To understand more about face embeddings, we decided to
find the centroid of each label. This was achieved by
averaging all the vectors of a person to find their spatial
center. This provides the opportunity to study which faces are
most similar, which are the most different by measuring the
distances from one to another.

According to the FaceNet model, these were the 2 most
similar people in our data set, with a distance of 5.22884 from
each other. The resemblance is notable by eye.

These were the 2 most different people, with a distance of
around 15. We might expect that these people would have
opposite genders and/or different skin colours, but these two
have the same gender and skin colour. This gives us an insight
that the model only focuses on facial features, not other visual
factors.
A dimensional reduction technique called tsne was employed
to visualize a sample of 100 labels from the training set:

It is clear that some clusters have formed, indicating that
different boundaries can be drawn for classification.
Interestingly some outliers are gathered in the middle; this
noise is possibly caused by the image augmentation.
Brute Force Euclidean Distance
---
This first system was the simplest possible approach. It
does not involve training. For prediction, the new ‘test’ face
embedding is simply compared to every single face
embedding from the training dataset by measuring the
Euclidean distances between them. The training image with
the shortest Euclidean distance from the test image is found,
and the person/label from that training image is identified as
the predicted identity for the test face. If the shortest distance
is still above a certain threshold, then the identity of the new
test face is declared to be unknown. This threshold is the only
parameter of this system; it was experimented with using the
eval set to find the optimal value.
Naturally, the brute-force method of comparing every
training sample to the test sample means this system is very
slow. The next approach is an optimized version of this
Euclidean distance comparison and is much faster.
After repeated trial and error, the threshold value of 10 was
found to be optimal. With this threshold, the system had an
accuracy of about 84.77% on the eval dataset, and the time
taken to make all the predictions was over 530 seconds.
On the test dataset, an accuracy of about 71.11% was achieved
in 122.44 seconds.
It should be noted that an analysis of the training dataset
showed that the two labels that were closest to each other (the
two different people in the dataset who looked the most alike)
had a Euclidean distance from each other of only 5.13 on
average. It is likely that errors made by the system involved
these individuals or others that looked like. This is also true
for the next K-D tree model.
We consider the Brute Force model as a baseline. It achieved
good accuracy with zero training time, but a terribly high
classification time. Inspired by KNN, we decided to employ a
K-D tree to optimize this process.
K-D Tree With Euclidean Distance
---
A K-D tree is a data structure that is used to organize
points in a k-dimensional space. This makes it ideal to store
face embeddings, as they are 128-dimensional vectors. While
building a K-D tree takes time, that initial investment pays off
later as the structure can be navigated very efficiently. The
samples in the training dataset can be arranged in a K-D tree
according to their Euclidean distances relative to each other.
Then instead of comparing the Euclidean distance of the new
test sample with every single training sample (as in the
previous section), the K-D tree can be used to efficiently
search through the training set and drastically reduce the
number of comparisons needed. It can be thought of as
searching through a sorted binary tree, except in k-dimensions
instead of 2. Similar to the previous approach, the only
parameter to change is the threshold at which the prediction is
“unknown”.

# Stated exercise 1
In the entries, swap "设计稿" for "设计图" in the part that opens with the line containing "item-share-resources: 3. 共享资源" and closes with the line containing "section-heading-team-collaboration: 四、团队协作 <box>188". Give only those lines, changing nothing else.

# Records for the exercise
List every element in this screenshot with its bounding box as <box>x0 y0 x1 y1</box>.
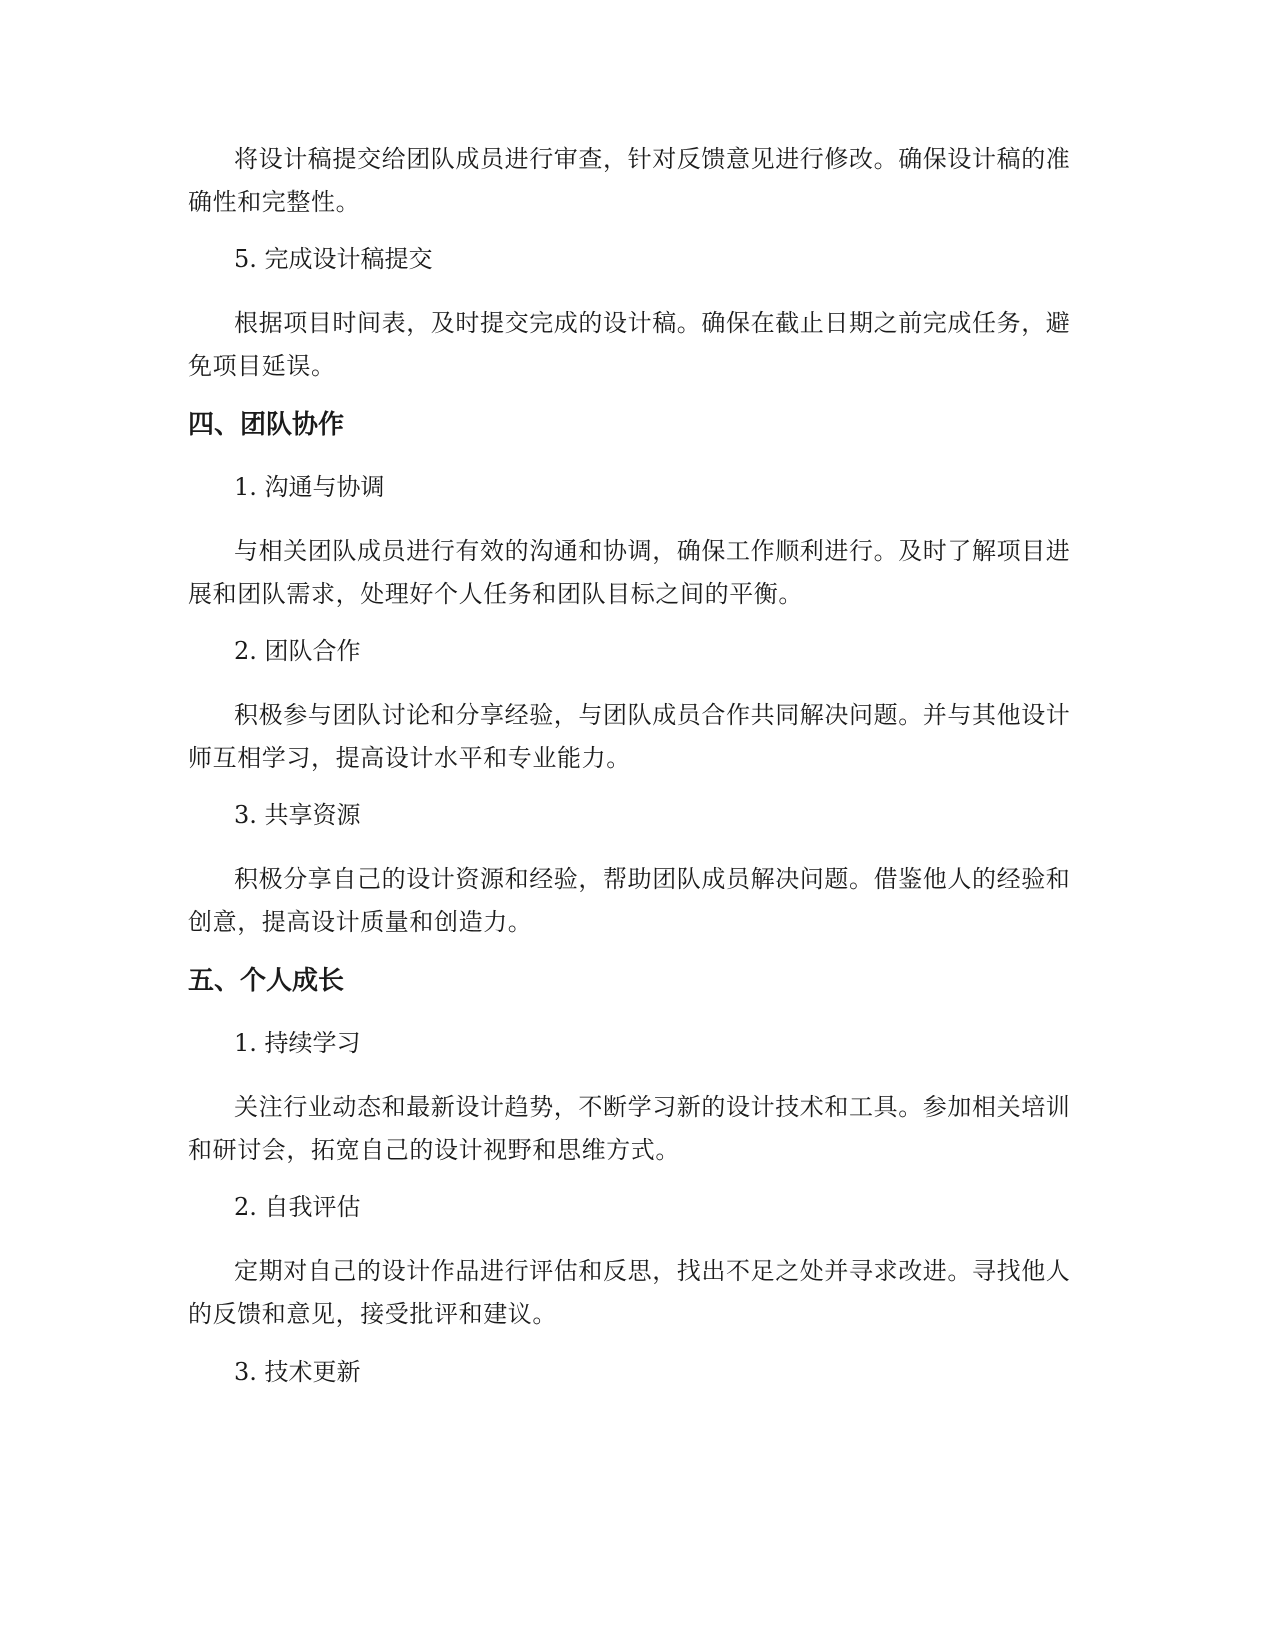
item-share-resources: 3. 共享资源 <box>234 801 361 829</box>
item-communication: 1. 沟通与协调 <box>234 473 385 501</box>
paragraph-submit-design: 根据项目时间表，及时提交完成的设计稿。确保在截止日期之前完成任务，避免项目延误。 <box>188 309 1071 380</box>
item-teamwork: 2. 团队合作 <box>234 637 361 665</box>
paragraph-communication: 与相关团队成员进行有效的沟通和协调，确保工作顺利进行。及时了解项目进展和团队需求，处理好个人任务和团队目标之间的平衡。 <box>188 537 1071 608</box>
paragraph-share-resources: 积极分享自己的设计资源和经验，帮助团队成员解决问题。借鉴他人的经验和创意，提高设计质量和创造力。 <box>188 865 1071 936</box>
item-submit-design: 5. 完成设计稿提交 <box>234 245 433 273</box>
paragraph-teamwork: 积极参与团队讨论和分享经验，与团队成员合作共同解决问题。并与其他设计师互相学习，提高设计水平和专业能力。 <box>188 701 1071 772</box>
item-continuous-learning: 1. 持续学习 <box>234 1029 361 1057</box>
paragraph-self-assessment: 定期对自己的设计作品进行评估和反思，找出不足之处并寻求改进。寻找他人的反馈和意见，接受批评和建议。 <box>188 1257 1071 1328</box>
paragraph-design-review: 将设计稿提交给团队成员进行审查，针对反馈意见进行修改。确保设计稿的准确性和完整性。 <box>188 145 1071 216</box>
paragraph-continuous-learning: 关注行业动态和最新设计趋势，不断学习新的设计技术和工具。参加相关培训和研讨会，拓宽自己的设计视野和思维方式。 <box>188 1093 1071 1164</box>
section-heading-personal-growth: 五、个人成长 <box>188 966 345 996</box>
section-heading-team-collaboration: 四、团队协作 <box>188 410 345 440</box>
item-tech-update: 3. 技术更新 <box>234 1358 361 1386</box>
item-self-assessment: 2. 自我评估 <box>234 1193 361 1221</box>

# Stated exercise 2
Answer these questions from the face-recognition text.
(a) What threshold value was found to be optimal for the brute-force system?
(b) What accuracy did the brute-force system achieve on the test dataset?
(c) How many dimensions do the face embedding vectors have?

# Full response 1
item-share-resources: 3. 共享资源 <box>234 801 361 829</box>
item-communication: 1. 沟通与协调 <box>234 473 385 501</box>
paragraph-submit-design: 根据项目时间表，及时提交完成的设计图。确保在截止日期之前完成任务，避免项目延误。 <box>188 309 1071 380</box>
item-teamwork: 2. 团队合作 <box>234 637 361 665</box>
paragraph-communication: 与相关团队成员进行有效的沟通和协调，确保工作顺利进行。及时了解项目进展和团队需求，处理好个人任务和团队目标之间的平衡。 <box>188 537 1071 608</box>
paragraph-share-resources: 积极分享自己的设计资源和经验，帮助团队成员解决问题。借鉴他人的经验和创意，提高设计质量和创造力。 <box>188 865 1071 936</box>
item-submit-design: 5. 完成设计图提交 <box>234 245 433 273</box>
paragraph-teamwork: 积极参与团队讨论和分享经验，与团队成员合作共同解决问题。并与其他设计师互相学习，提高设计水平和专业能力。 <box>188 701 1071 772</box>
item-continuous-learning: 1. 持续学习 <box>234 1029 361 1057</box>
paragraph-self-assessment: 定期对自己的设计作品进行评估和反思，找出不足之处并寻求改进。寻找他人的反馈和意见，接受批评和建议。 <box>188 1257 1071 1328</box>
paragraph-design-review: 将设计图提交给团队成员进行审查，针对反馈意见进行修改。确保设计图的准确性和完整性。 <box>188 145 1071 216</box>
paragraph-continuous-learning: 关注行业动态和最新设计趋势，不断学习新的设计技术和工具。参加相关培训和研讨会，拓宽自己的设计视野和思维方式。 <box>188 1093 1071 1164</box>
section-heading-personal-growth: 五、个人成长 <box>188 966 345 996</box>
section-heading-team-collaboration: 四、团队协作 <box>188 410 345 440</box>

# Full response 2
(a) 10
(b) About 71.11%
(c) 128